PROBLEM STATEMENT: In the entries that follow, how many lines include the string "title"? The answer is the number only.

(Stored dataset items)
-- -- --
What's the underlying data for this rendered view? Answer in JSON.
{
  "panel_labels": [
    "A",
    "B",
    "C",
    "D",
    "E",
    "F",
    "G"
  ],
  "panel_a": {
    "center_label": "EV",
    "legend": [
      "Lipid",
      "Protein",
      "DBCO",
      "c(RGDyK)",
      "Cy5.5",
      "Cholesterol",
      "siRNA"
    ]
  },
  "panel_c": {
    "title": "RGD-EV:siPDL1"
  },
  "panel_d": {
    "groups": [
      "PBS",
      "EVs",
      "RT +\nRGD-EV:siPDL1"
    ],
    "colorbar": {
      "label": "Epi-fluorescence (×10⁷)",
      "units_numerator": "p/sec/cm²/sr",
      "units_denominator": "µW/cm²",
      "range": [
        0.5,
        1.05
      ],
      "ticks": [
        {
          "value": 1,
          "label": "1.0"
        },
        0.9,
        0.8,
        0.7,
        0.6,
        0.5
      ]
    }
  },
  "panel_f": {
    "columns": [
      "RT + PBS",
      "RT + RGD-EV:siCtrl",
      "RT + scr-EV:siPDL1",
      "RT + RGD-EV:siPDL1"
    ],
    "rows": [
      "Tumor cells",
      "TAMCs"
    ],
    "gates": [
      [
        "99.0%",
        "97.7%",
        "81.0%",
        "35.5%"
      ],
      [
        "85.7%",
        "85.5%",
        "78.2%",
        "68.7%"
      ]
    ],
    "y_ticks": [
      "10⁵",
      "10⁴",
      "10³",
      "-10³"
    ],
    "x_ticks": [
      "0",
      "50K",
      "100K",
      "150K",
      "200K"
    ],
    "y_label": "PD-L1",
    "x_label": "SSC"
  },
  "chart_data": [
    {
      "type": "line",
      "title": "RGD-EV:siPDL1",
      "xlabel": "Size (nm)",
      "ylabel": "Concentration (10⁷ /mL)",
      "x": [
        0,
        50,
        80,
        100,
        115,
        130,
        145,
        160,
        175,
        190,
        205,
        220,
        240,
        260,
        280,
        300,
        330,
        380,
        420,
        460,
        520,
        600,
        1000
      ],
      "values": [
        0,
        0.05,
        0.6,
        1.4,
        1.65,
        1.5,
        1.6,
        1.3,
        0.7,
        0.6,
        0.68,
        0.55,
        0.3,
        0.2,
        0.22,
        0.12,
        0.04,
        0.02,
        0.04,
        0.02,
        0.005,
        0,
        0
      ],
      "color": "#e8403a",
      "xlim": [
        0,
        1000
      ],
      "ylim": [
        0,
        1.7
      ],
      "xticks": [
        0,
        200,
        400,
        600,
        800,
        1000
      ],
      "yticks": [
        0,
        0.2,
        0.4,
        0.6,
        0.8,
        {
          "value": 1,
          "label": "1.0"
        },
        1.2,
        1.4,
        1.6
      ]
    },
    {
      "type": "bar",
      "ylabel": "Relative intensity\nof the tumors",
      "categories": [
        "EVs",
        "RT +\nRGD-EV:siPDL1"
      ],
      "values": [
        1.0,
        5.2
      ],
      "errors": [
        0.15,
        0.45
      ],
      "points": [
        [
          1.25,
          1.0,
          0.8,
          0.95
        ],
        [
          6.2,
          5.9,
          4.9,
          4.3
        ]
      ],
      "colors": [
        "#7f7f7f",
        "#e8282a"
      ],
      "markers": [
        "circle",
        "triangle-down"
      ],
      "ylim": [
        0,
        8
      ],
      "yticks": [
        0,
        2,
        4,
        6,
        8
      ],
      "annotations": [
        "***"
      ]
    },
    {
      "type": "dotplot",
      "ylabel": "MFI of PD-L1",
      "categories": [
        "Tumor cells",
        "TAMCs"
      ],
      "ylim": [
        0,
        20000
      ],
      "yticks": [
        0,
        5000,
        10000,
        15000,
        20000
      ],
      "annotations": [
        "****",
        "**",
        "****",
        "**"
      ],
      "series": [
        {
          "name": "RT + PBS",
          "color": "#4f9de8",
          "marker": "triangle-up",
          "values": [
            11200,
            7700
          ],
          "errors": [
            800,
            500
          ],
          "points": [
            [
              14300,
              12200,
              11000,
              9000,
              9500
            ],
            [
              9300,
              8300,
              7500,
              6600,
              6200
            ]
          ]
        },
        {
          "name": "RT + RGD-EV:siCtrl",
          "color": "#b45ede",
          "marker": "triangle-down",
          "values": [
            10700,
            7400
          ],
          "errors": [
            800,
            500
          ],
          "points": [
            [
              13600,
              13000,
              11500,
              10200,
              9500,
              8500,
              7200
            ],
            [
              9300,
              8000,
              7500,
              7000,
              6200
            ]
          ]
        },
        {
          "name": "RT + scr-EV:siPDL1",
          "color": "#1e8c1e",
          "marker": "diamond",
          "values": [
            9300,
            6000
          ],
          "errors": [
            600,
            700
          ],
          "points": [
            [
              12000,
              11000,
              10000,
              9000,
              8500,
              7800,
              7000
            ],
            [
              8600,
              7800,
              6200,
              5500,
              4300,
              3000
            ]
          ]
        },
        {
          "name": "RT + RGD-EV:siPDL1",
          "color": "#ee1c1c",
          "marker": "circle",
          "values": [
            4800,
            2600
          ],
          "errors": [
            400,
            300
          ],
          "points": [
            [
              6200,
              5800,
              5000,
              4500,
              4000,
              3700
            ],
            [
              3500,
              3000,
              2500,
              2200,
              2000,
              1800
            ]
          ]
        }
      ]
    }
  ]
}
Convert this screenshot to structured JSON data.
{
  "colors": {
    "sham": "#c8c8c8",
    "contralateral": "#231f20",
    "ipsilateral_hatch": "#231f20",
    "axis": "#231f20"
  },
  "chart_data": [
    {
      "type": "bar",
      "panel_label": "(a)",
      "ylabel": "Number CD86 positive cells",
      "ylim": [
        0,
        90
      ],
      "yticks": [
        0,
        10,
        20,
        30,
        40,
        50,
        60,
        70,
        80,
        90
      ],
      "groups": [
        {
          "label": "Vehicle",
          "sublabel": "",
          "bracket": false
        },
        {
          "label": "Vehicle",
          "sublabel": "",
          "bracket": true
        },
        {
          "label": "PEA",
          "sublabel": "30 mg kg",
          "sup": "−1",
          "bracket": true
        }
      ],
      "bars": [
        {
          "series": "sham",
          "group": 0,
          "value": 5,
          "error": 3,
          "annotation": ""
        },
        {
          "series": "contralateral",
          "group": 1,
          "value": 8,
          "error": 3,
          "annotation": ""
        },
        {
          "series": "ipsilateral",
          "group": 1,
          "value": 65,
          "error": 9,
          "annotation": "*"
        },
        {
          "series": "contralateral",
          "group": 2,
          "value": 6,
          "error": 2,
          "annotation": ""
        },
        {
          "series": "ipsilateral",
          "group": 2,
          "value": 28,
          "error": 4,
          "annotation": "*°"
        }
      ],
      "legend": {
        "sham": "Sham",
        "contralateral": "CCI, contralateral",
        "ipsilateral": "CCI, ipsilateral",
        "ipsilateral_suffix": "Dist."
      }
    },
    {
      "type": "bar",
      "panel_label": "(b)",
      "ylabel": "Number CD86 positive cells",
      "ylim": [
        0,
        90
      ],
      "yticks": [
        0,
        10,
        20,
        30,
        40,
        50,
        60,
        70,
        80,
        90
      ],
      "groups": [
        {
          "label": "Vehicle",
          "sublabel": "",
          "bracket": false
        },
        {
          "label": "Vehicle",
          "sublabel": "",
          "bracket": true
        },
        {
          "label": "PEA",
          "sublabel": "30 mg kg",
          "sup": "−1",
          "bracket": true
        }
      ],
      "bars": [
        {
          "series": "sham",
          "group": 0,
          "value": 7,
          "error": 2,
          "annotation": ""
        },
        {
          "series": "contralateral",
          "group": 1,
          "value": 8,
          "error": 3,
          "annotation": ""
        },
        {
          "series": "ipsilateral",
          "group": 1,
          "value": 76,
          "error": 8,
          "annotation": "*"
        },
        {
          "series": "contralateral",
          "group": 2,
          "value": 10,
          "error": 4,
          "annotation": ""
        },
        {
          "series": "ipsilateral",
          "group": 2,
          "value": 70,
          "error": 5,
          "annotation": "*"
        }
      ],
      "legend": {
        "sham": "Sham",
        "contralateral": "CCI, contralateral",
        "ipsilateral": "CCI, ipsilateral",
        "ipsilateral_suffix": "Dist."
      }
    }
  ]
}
-- -- --
EXERCISE ANSWER: 2